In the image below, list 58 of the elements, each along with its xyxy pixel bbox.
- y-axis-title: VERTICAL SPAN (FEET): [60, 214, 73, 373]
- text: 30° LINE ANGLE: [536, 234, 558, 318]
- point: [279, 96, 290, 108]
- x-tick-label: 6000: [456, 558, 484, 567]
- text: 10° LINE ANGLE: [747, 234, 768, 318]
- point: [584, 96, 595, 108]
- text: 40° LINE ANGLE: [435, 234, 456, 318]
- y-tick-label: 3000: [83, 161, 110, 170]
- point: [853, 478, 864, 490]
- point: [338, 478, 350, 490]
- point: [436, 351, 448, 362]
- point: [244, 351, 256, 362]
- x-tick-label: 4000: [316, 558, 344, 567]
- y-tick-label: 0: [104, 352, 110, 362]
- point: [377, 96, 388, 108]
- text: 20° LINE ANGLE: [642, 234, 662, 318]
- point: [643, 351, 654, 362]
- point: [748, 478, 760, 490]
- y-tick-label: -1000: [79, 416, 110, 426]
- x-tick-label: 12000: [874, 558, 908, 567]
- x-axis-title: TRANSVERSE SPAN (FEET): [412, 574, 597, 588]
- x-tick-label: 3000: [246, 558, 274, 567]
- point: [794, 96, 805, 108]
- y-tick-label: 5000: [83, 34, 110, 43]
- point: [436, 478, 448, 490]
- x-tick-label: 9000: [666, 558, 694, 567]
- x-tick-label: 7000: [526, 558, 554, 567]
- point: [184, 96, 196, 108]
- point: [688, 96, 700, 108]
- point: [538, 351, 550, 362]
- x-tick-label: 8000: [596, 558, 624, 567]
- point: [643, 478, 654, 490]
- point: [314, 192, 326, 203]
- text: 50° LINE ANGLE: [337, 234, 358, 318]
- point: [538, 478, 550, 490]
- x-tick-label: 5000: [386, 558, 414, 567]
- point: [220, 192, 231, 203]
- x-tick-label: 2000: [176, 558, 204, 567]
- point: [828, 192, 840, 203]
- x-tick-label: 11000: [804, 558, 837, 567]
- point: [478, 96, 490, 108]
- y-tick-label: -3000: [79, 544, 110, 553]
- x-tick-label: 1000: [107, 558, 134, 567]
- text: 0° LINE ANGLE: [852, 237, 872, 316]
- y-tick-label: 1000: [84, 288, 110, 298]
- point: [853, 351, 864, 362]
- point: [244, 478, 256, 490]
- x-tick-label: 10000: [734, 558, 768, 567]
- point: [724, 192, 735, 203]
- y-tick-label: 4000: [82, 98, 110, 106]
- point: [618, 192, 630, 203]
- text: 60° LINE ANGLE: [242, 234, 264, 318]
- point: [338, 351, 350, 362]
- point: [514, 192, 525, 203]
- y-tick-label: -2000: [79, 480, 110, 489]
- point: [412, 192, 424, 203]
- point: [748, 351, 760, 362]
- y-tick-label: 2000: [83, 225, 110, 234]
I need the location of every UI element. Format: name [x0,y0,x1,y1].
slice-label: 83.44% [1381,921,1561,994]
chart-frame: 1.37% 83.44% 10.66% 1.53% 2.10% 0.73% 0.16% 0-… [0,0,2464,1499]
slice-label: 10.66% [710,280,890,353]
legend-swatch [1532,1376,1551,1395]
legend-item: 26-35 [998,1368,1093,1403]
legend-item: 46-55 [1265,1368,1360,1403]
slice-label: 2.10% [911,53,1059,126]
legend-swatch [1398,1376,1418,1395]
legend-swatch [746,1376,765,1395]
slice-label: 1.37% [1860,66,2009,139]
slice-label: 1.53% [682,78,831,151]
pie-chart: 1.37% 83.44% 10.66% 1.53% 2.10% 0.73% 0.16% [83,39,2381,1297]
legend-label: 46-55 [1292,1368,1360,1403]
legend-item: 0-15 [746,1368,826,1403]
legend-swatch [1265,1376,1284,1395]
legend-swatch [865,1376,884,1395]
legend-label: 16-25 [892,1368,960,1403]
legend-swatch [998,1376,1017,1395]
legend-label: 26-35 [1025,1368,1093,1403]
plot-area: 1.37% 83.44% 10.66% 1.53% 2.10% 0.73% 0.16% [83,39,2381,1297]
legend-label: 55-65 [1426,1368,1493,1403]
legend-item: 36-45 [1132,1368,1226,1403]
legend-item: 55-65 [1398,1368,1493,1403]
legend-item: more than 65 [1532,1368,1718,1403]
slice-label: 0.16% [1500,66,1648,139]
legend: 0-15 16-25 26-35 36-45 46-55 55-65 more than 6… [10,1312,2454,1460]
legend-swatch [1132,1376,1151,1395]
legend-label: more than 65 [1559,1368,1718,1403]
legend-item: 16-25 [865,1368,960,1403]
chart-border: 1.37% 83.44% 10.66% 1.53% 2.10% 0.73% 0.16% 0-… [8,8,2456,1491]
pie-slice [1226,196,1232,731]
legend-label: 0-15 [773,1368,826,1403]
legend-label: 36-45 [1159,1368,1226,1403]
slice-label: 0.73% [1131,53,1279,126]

+++

Problem statement:
Please convert the records above into a numbered list, leaving out blank lines, starting at the beginning of the records and going on through the line that contains "- y-tick-label: -1000: [79, 416, 110, 426]".

Response to this exercise:
1. In the image below, list 58 of the elements, each along with its xyxy pixel bbox.
2. - y-axis-title: VERTICAL SPAN (FEET): [60, 214, 73, 373]
3. - text: 30° LINE ANGLE: [536, 234, 558, 318]
4. - point: [279, 96, 290, 108]
5. - x-tick-label: 6000: [456, 558, 484, 567]
6. - text: 10° LINE ANGLE: [747, 234, 768, 318]
7. - point: [584, 96, 595, 108]
8. - text: 40° LINE ANGLE: [435, 234, 456, 318]
9. - y-tick-label: 3000: [83, 161, 110, 170]
10. - point: [853, 478, 864, 490]
11. - point: [338, 478, 350, 490]
12. - point: [436, 351, 448, 362]
13. - point: [244, 351, 256, 362]
14. - x-tick-label: 4000: [316, 558, 344, 567]
15. - y-tick-label: 0: [104, 352, 110, 362]
16. - point: [377, 96, 388, 108]
17. - text: 20° LINE ANGLE: [642, 234, 662, 318]
18. - point: [643, 351, 654, 362]
19. - point: [748, 478, 760, 490]
20. - y-tick-label: -1000: [79, 416, 110, 426]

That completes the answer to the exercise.